EXERCISE DESCRIPTION: Without altering anything, repeat each of the records.

## Begin RECORD LIST

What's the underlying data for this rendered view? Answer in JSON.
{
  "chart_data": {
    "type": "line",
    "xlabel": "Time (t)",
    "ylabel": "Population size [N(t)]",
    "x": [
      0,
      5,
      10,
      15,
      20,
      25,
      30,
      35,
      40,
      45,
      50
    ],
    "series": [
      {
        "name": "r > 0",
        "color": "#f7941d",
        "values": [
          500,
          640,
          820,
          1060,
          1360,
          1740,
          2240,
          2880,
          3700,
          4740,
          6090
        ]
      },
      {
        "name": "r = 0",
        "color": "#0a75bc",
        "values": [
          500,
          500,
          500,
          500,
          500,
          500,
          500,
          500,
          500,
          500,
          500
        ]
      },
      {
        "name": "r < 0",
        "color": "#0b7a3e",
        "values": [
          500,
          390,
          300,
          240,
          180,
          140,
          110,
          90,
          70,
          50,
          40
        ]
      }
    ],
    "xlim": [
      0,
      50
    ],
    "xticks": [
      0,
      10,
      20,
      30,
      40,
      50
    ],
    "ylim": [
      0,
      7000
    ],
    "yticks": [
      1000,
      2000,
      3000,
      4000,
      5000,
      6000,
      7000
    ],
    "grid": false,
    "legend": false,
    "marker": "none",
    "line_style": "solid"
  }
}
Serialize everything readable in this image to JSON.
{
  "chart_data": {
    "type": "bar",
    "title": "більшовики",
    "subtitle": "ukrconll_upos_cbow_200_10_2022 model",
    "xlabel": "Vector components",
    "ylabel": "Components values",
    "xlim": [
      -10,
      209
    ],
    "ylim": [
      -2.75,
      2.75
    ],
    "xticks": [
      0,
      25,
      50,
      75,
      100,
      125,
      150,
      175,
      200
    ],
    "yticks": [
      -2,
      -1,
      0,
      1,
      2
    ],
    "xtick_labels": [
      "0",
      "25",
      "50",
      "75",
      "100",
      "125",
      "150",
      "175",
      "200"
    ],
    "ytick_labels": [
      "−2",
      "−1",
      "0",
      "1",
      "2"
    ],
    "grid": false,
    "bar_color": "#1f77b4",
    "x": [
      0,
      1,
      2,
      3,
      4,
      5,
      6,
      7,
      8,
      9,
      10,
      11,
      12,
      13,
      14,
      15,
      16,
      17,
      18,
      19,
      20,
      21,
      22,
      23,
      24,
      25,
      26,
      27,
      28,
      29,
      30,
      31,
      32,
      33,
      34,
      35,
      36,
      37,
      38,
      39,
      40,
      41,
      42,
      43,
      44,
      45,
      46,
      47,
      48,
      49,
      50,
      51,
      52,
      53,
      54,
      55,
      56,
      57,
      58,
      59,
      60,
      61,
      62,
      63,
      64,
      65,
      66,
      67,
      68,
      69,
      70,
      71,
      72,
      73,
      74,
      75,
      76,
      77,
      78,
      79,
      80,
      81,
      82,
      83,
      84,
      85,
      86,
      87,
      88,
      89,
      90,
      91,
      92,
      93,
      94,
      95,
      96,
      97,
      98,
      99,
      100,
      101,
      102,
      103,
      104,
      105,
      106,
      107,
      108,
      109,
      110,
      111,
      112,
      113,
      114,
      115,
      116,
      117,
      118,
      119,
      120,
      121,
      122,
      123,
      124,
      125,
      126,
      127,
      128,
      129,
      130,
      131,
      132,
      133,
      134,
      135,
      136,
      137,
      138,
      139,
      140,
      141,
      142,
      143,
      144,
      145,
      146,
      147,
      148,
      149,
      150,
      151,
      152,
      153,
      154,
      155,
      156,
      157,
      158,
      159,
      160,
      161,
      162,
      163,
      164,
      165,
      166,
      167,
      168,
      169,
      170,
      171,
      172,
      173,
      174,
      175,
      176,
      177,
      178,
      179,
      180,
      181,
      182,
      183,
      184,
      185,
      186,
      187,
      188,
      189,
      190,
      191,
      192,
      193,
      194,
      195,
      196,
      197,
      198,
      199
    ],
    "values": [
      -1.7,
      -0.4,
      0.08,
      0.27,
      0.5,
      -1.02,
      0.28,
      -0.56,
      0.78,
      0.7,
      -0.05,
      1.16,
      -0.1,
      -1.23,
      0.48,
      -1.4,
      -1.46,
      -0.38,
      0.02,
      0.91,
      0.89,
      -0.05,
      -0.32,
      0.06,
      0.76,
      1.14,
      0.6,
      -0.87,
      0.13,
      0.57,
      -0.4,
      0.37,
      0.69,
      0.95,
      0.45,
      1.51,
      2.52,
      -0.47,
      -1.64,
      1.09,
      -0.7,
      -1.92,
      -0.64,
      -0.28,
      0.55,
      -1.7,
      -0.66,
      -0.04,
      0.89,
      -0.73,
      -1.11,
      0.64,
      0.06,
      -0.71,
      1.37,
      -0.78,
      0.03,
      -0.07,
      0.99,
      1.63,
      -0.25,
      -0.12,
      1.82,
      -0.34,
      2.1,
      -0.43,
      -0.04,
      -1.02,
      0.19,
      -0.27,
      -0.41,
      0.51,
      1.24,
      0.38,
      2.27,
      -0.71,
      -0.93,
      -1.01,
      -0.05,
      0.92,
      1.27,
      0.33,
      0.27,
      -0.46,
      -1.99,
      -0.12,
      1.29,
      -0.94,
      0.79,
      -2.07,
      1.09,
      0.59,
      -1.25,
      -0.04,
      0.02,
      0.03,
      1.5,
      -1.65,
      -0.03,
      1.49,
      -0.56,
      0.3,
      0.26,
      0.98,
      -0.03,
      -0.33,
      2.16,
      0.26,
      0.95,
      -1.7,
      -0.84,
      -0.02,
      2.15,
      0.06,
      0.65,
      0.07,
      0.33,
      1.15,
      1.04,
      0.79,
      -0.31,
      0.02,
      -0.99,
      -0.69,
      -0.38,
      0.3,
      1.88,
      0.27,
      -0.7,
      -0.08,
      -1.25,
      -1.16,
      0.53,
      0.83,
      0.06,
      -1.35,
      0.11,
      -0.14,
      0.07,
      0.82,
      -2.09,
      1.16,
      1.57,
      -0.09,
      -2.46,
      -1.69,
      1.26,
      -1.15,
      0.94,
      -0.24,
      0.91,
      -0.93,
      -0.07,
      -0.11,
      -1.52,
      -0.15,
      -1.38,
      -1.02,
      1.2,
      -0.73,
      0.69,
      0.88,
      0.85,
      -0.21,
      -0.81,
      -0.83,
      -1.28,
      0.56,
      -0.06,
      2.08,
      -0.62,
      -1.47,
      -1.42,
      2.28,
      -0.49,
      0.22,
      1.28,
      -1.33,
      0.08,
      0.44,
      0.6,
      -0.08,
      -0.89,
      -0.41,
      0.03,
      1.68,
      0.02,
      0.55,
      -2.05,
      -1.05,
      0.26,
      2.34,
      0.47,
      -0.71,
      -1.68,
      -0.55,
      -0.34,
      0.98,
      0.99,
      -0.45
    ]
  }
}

## End RECORD LIST

CORRECT RESPONSE:
What's the underlying data for this rendered view? Answer in JSON.
{
  "chart_data": {
    "type": "line",
    "xlabel": "Time (t)",
    "ylabel": "Population size [N(t)]",
    "x": [
      0,
      5,
      10,
      15,
      20,
      25,
      30,
      35,
      40,
      45,
      50
    ],
    "series": [
      {
        "name": "r > 0",
        "color": "#f7941d",
        "values": [
          500,
          640,
          820,
          1060,
          1360,
          1740,
          2240,
          2880,
          3700,
          4740,
          6090
        ]
      },
      {
        "name": "r = 0",
        "color": "#0a75bc",
        "values": [
          500,
          500,
          500,
          500,
          500,
          500,
          500,
          500,
          500,
          500,
          500
        ]
      },
      {
        "name": "r < 0",
        "color": "#0b7a3e",
        "values": [
          500,
          390,
          300,
          240,
          180,
          140,
          110,
          90,
          70,
          50,
          40
        ]
      }
    ],
    "xlim": [
      0,
      50
    ],
    "xticks": [
      0,
      10,
      20,
      30,
      40,
      50
    ],
    "ylim": [
      0,
      7000
    ],
    "yticks": [
      1000,
      2000,
      3000,
      4000,
      5000,
      6000,
      7000
    ],
    "grid": false,
    "legend": false,
    "marker": "none",
    "line_style": "solid"
  }
}
Serialize everything readable in this image to JSON.
{
  "chart_data": {
    "type": "bar",
    "title": "більшовики",
    "subtitle": "ukrconll_upos_cbow_200_10_2022 model",
    "xlabel": "Vector components",
    "ylabel": "Components values",
    "xlim": [
      -10,
      209
    ],
    "ylim": [
      -2.75,
      2.75
    ],
    "xticks": [
      0,
      25,
      50,
      75,
      100,
      125,
      150,
      175,
      200
    ],
    "yticks": [
      -2,
      -1,
      0,
      1,
      2
    ],
    "xtick_labels": [
      "0",
      "25",
      "50",
      "75",
      "100",
      "125",
      "150",
      "175",
      "200"
    ],
    "ytick_labels": [
      "−2",
      "−1",
      "0",
      "1",
      "2"
    ],
    "grid": false,
    "bar_color": "#1f77b4",
    "x": [
      0,
      1,
      2,
      3,
      4,
      5,
      6,
      7,
      8,
      9,
      10,
      11,
      12,
      13,
      14,
      15,
      16,
      17,
      18,
      19,
      20,
      21,
      22,
      23,
      24,
      25,
      26,
      27,
      28,
      29,
      30,
      31,
      32,
      33,
      34,
      35,
      36,
      37,
      38,
      39,
      40,
      41,
      42,
      43,
      44,
      45,
      46,
      47,
      48,
      49,
      50,
      51,
      52,
      53,
      54,
      55,
      56,
      57,
      58,
      59,
      60,
      61,
      62,
      63,
      64,
      65,
      66,
      67,
      68,
      69,
      70,
      71,
      72,
      73,
      74,
      75,
      76,
      77,
      78,
      79,
      80,
      81,
      82,
      83,
      84,
      85,
      86,
      87,
      88,
      89,
      90,
      91,
      92,
      93,
      94,
      95,
      96,
      97,
      98,
      99,
      100,
      101,
      102,
      103,
      104,
      105,
      106,
      107,
      108,
      109,
      110,
      111,
      112,
      113,
      114,
      115,
      116,
      117,
      118,
      119,
      120,
      121,
      122,
      123,
      124,
      125,
      126,
      127,
      128,
      129,
      130,
      131,
      132,
      133,
      134,
      135,
      136,
      137,
      138,
      139,
      140,
      141,
      142,
      143,
      144,
      145,
      146,
      147,
      148,
      149,
      150,
      151,
      152,
      153,
      154,
      155,
      156,
      157,
      158,
      159,
      160,
      161,
      162,
      163,
      164,
      165,
      166,
      167,
      168,
      169,
      170,
      171,
      172,
      173,
      174,
      175,
      176,
      177,
      178,
      179,
      180,
      181,
      182,
      183,
      184,
      185,
      186,
      187,
      188,
      189,
      190,
      191,
      192,
      193,
      194,
      195,
      196,
      197,
      198,
      199
    ],
    "values": [
      -1.7,
      -0.4,
      0.08,
      0.27,
      0.5,
      -1.02,
      0.28,
      -0.56,
      0.78,
      0.7,
      -0.05,
      1.16,
      -0.1,
      -1.23,
      0.48,
      -1.4,
      -1.46,
      -0.38,
      0.02,
      0.91,
      0.89,
      -0.05,
      -0.32,
      0.06,
      0.76,
      1.14,
      0.6,
      -0.87,
      0.13,
      0.57,
      -0.4,
      0.37,
      0.69,
      0.95,
      0.45,
      1.51,
      2.52,
      -0.47,
      -1.64,
      1.09,
      -0.7,
      -1.92,
      -0.64,
      -0.28,
      0.55,
      -1.7,
      -0.66,
      -0.04,
      0.89,
      -0.73,
      -1.11,
      0.64,
      0.06,
      -0.71,
      1.37,
      -0.78,
      0.03,
      -0.07,
      0.99,
      1.63,
      -0.25,
      -0.12,
      1.82,
      -0.34,
      2.1,
      -0.43,
      -0.04,
      -1.02,
      0.19,
      -0.27,
      -0.41,
      0.51,
      1.24,
      0.38,
      2.27,
      -0.71,
      -0.93,
      -1.01,
      -0.05,
      0.92,
      1.27,
      0.33,
      0.27,
      -0.46,
      -1.99,
      -0.12,
      1.29,
      -0.94,
      0.79,
      -2.07,
      1.09,
      0.59,
      -1.25,
      -0.04,
      0.02,
      0.03,
      1.5,
      -1.65,
      -0.03,
      1.49,
      -0.56,
      0.3,
      0.26,
      0.98,
      -0.03,
      -0.33,
      2.16,
      0.26,
      0.95,
      -1.7,
      -0.84,
      -0.02,
      2.15,
      0.06,
      0.65,
      0.07,
      0.33,
      1.15,
      1.04,
      0.79,
      -0.31,
      0.02,
      -0.99,
      -0.69,
      -0.38,
      0.3,
      1.88,
      0.27,
      -0.7,
      -0.08,
      -1.25,
      -1.16,
      0.53,
      0.83,
      0.06,
      -1.35,
      0.11,
      -0.14,
      0.07,
      0.82,
      -2.09,
      1.16,
      1.57,
      -0.09,
      -2.46,
      -1.69,
      1.26,
      -1.15,
      0.94,
      -0.24,
      0.91,
      -0.93,
      -0.07,
      -0.11,
      -1.52,
      -0.15,
      -1.38,
      -1.02,
      1.2,
      -0.73,
      0.69,
      0.88,
      0.85,
      -0.21,
      -0.81,
      -0.83,
      -1.28,
      0.56,
      -0.06,
      2.08,
      -0.62,
      -1.47,
      -1.42,
      2.28,
      -0.49,
      0.22,
      1.28,
      -1.33,
      0.08,
      0.44,
      0.6,
      -0.08,
      -0.89,
      -0.41,
      0.03,
      1.68,
      0.02,
      0.55,
      -2.05,
      -1.05,
      0.26,
      2.34,
      0.47,
      -0.71,
      -1.68,
      -0.55,
      -0.34,
      0.98,
      0.99,
      -0.45
    ]
  }
}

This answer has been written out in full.